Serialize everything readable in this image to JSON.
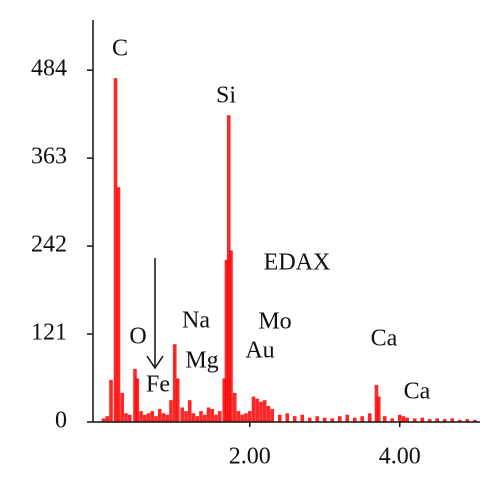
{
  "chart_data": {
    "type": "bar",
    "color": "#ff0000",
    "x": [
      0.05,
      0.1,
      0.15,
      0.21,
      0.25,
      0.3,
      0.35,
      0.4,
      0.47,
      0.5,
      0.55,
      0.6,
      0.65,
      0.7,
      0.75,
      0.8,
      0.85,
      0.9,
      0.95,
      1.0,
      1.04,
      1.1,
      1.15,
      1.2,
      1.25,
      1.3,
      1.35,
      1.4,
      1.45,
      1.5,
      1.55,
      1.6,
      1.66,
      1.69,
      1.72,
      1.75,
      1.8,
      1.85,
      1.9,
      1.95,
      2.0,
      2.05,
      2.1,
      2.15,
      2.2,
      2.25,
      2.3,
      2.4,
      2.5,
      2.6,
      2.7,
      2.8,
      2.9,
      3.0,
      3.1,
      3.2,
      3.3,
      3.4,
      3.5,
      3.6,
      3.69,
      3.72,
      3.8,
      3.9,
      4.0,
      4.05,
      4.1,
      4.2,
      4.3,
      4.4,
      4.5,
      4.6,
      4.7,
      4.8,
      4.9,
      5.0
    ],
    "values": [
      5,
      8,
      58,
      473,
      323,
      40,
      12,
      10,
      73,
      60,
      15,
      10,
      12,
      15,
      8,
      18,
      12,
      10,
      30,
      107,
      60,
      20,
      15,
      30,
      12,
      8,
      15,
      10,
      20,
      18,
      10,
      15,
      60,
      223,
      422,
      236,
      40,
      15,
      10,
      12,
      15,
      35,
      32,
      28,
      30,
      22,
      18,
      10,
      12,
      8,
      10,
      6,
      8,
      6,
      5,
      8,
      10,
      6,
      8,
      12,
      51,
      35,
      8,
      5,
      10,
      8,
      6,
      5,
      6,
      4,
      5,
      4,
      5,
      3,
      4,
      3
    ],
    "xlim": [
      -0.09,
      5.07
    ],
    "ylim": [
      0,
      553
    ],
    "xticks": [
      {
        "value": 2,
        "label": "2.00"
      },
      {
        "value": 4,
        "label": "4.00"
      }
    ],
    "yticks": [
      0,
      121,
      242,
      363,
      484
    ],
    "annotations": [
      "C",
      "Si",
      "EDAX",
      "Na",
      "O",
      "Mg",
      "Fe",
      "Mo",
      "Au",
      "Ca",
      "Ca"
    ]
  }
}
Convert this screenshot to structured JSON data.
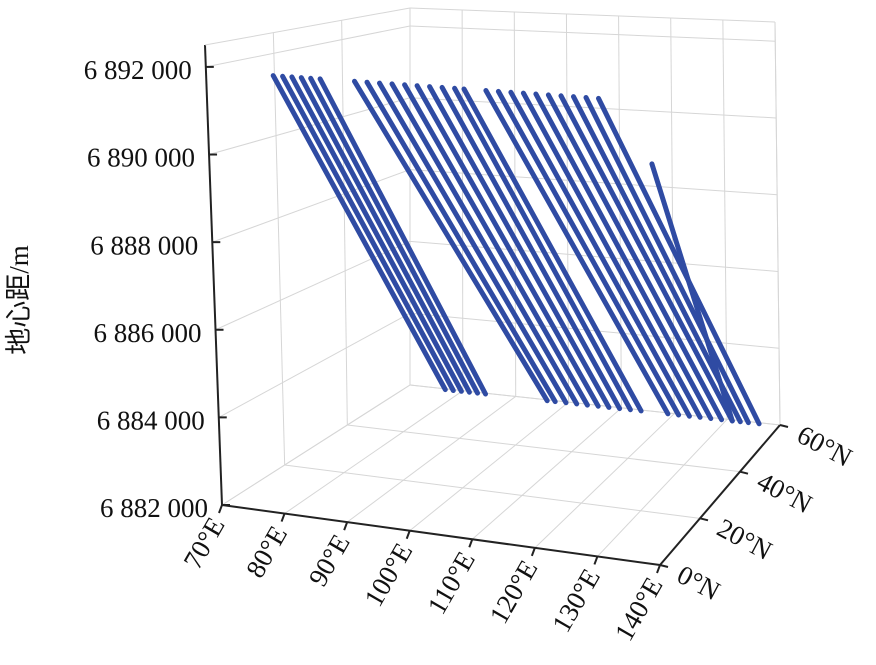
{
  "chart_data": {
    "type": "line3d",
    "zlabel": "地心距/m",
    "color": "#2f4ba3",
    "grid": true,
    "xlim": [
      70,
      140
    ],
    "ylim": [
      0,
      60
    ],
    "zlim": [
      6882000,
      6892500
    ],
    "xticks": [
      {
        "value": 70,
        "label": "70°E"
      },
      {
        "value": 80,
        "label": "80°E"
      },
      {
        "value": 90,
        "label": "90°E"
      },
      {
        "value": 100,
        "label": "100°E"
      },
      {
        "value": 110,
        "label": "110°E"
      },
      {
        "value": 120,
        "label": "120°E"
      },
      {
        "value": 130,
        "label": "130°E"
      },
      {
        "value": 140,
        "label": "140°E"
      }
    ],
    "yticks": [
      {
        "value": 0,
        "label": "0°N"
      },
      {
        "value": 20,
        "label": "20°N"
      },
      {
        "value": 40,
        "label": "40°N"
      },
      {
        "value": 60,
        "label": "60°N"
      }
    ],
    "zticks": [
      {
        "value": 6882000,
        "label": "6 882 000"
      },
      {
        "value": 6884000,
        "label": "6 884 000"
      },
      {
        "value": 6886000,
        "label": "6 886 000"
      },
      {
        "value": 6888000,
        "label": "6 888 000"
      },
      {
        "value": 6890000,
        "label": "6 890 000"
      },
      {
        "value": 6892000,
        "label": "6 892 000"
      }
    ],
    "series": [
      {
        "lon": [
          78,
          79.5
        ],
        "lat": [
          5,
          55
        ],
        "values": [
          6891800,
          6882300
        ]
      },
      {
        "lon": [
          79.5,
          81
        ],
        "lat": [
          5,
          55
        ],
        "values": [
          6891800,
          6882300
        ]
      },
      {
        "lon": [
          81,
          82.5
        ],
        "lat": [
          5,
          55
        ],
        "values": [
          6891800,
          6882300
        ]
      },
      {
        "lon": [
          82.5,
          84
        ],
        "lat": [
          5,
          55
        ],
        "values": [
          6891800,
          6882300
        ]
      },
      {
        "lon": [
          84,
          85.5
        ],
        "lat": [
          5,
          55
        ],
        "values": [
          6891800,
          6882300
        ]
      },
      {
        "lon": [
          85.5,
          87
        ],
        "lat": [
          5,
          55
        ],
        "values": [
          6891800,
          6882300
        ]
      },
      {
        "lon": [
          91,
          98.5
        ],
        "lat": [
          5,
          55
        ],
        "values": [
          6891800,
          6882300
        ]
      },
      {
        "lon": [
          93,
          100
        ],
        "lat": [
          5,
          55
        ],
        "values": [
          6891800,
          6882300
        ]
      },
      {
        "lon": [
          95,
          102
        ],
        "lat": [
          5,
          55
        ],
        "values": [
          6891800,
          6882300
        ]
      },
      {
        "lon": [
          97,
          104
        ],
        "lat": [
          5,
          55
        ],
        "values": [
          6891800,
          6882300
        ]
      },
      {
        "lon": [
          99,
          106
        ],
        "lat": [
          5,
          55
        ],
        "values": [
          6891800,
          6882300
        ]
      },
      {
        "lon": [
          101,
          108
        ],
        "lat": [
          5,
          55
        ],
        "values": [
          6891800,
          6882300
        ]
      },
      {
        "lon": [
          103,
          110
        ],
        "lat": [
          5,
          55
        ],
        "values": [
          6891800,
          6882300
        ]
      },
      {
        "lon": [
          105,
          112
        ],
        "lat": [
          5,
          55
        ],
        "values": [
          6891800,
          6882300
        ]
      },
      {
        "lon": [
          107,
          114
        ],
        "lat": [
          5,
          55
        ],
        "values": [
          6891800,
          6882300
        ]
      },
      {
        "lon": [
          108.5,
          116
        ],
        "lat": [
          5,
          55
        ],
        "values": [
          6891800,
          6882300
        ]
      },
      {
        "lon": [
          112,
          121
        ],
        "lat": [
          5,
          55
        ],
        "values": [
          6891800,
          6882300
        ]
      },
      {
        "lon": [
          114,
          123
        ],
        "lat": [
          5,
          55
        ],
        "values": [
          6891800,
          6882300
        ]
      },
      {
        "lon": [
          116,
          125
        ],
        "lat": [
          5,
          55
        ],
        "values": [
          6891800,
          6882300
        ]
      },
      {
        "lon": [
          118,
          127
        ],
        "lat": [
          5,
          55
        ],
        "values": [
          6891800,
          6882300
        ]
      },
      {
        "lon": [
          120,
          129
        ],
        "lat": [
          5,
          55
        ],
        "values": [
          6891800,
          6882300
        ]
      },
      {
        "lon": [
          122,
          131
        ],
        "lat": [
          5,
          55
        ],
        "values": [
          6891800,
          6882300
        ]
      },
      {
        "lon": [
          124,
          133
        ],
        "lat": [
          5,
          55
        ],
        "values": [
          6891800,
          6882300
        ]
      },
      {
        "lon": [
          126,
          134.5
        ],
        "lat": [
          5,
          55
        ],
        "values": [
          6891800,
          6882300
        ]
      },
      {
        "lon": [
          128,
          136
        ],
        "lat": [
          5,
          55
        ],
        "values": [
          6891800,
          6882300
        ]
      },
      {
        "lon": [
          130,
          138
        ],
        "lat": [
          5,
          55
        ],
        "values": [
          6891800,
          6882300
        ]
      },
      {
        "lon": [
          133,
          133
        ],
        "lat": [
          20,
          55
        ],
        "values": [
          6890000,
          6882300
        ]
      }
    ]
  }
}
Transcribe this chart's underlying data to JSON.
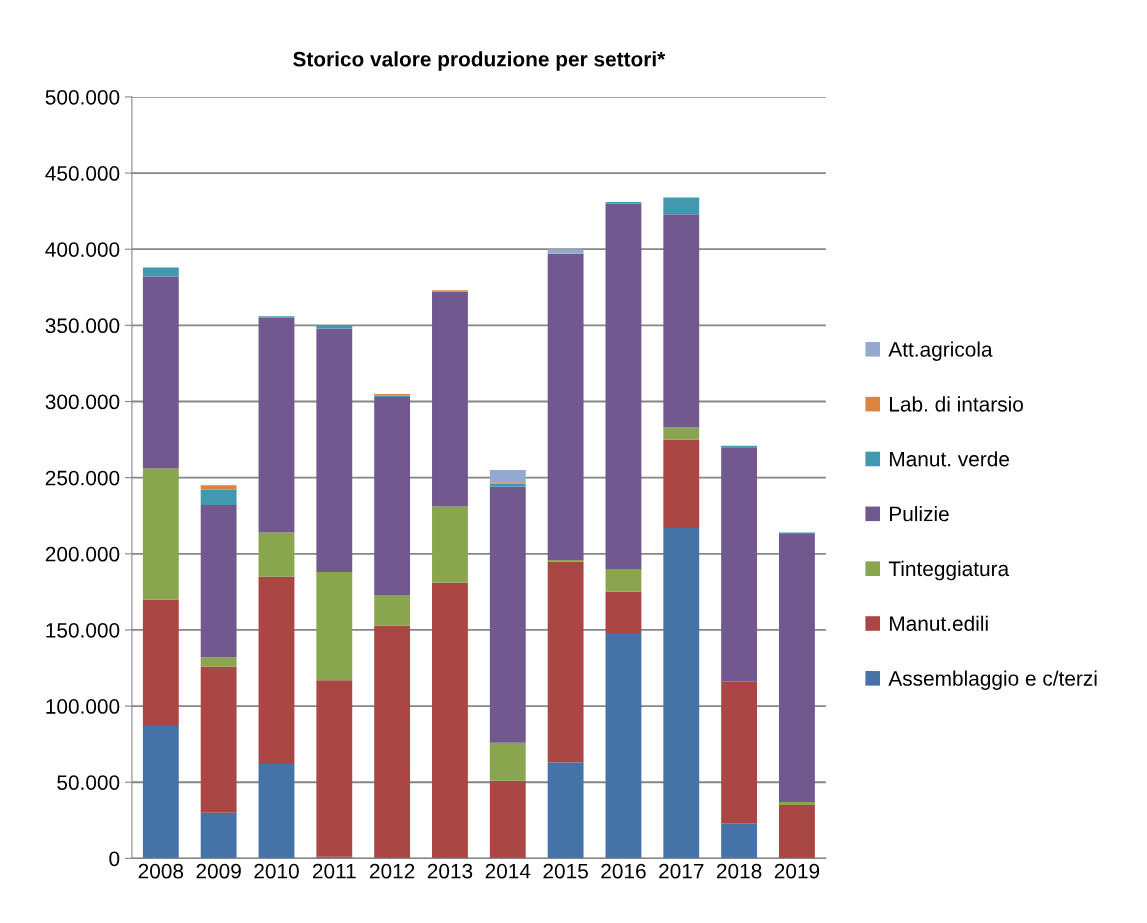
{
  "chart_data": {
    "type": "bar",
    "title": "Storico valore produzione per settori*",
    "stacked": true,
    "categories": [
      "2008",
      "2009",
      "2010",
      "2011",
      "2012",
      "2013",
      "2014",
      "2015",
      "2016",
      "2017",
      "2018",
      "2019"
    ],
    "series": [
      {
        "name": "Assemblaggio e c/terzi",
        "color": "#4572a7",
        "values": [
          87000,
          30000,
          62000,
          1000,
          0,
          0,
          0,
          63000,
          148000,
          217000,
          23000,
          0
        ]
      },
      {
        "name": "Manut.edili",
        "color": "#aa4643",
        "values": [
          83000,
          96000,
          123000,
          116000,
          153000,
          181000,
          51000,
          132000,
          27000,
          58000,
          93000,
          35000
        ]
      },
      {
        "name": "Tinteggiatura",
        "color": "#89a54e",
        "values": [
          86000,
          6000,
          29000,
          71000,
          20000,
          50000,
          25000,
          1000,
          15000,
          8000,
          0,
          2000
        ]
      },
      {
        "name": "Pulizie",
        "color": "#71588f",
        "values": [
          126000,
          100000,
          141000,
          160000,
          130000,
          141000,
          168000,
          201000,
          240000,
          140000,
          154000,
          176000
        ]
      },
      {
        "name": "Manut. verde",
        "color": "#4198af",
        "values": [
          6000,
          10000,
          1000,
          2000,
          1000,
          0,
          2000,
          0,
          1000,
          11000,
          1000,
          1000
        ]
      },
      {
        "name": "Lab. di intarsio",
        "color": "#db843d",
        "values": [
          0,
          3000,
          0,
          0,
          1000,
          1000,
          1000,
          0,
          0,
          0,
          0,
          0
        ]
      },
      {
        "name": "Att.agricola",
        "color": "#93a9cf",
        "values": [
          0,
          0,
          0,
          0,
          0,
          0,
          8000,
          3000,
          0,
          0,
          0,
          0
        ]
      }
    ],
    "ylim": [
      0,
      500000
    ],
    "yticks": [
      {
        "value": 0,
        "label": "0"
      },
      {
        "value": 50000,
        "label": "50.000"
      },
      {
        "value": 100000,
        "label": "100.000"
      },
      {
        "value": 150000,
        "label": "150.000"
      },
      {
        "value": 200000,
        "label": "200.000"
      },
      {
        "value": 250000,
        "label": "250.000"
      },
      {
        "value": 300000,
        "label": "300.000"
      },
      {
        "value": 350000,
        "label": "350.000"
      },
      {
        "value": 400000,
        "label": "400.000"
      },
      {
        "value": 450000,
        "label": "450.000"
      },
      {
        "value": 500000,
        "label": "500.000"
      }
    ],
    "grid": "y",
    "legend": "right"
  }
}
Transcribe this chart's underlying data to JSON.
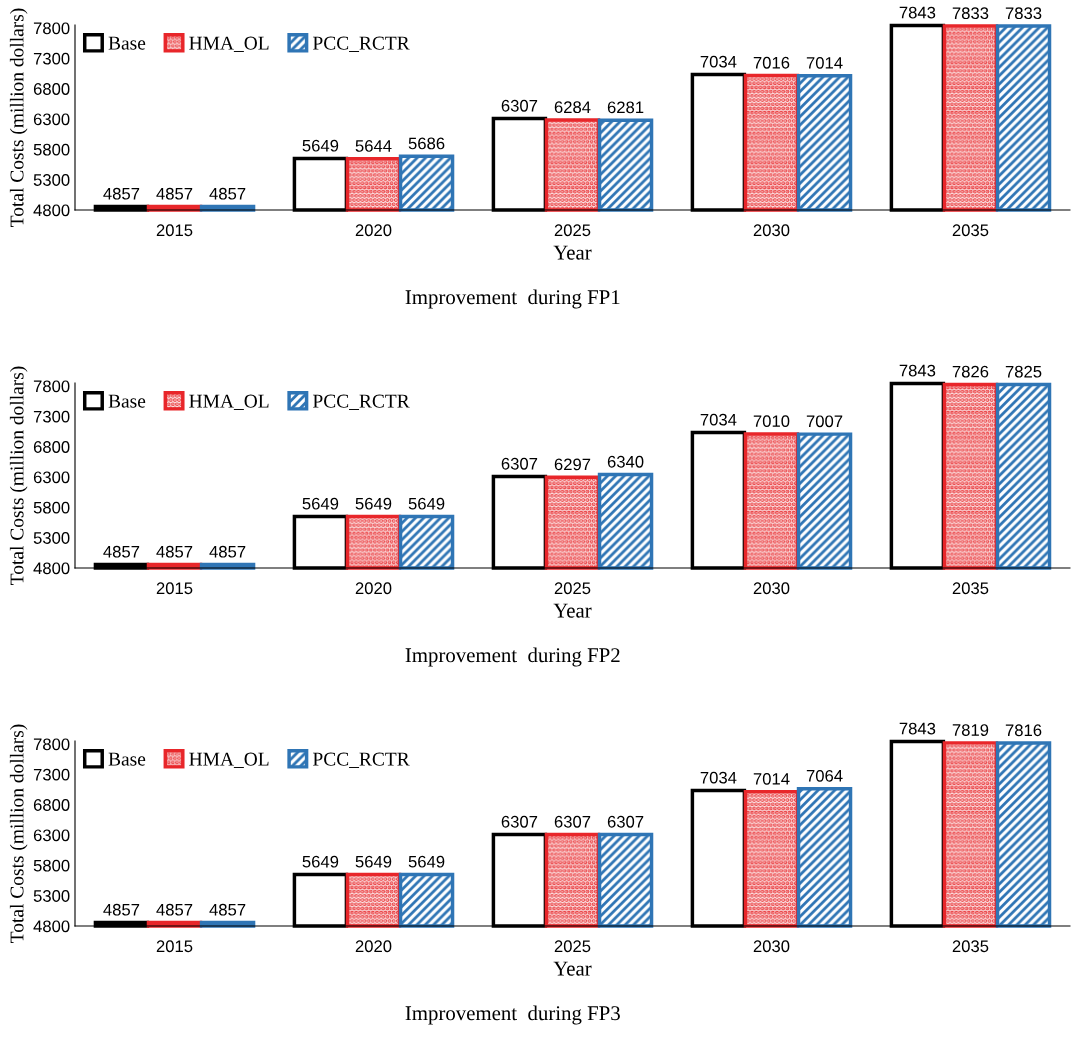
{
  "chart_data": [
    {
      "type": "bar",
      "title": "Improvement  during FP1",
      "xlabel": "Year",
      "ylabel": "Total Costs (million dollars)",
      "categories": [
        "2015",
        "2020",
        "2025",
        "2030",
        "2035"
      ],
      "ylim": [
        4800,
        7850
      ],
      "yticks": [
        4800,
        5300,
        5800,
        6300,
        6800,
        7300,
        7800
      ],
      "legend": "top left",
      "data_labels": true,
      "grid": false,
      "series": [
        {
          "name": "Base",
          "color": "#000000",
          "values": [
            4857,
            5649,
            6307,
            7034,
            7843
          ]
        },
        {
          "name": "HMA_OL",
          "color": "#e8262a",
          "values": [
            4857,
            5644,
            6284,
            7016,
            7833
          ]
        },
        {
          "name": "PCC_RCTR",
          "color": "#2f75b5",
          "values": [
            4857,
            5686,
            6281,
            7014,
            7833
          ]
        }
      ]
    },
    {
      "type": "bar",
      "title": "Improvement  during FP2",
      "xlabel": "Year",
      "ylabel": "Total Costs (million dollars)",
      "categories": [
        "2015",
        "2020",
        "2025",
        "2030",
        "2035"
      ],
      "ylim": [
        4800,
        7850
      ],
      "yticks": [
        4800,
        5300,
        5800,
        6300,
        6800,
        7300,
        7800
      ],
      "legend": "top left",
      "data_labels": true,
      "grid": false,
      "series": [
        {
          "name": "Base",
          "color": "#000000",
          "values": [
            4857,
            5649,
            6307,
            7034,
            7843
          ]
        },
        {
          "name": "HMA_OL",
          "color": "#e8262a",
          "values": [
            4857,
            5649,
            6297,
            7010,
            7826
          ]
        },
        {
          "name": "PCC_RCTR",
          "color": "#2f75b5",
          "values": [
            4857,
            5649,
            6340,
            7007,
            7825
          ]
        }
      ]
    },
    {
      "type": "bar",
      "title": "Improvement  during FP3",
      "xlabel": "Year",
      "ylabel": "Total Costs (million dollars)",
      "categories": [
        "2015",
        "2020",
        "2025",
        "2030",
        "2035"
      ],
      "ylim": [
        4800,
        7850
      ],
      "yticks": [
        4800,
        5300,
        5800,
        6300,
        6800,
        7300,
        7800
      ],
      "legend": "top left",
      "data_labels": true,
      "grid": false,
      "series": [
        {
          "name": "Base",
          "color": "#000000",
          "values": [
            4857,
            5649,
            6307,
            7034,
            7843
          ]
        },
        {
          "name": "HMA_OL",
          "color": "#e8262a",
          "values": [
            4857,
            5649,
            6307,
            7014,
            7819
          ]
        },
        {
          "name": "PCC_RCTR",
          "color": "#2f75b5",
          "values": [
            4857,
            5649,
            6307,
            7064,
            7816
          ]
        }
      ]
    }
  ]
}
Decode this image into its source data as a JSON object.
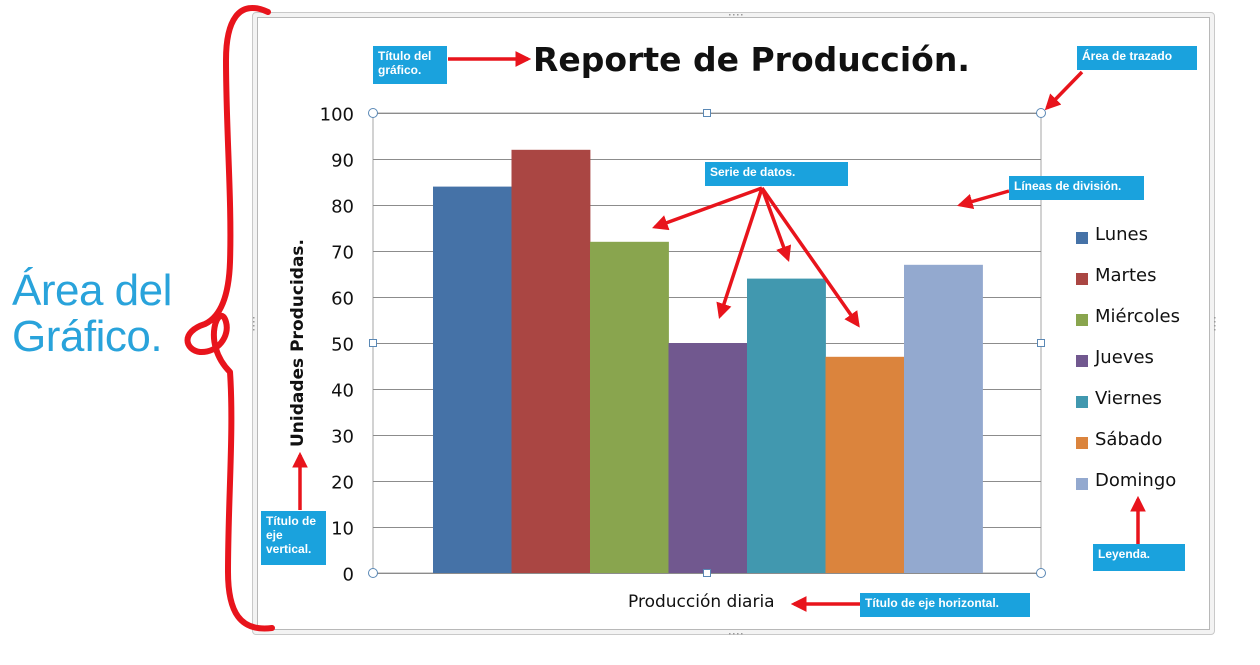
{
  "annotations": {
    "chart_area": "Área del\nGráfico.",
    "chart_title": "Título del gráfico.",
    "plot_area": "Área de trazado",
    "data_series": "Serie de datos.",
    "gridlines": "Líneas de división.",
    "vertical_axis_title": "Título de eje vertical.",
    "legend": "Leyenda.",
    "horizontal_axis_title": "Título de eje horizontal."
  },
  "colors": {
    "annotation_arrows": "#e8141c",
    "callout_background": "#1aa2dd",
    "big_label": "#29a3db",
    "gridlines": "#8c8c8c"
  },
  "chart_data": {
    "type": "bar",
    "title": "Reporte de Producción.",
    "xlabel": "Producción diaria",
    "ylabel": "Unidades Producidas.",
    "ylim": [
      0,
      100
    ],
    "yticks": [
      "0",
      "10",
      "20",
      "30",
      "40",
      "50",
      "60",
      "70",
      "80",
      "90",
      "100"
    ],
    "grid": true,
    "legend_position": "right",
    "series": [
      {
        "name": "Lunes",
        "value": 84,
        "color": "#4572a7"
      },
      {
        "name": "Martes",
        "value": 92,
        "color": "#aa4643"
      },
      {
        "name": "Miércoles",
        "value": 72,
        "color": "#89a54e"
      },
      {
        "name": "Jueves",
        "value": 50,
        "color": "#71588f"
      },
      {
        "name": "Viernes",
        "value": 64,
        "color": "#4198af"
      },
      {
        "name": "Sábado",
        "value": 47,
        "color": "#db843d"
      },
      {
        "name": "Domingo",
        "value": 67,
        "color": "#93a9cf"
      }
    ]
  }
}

────────────────

Search the lines for "right". Copy each line that has it.

§ **EXERCISE RESPONSE**
    "legend": "right"
    "legend_position": "right",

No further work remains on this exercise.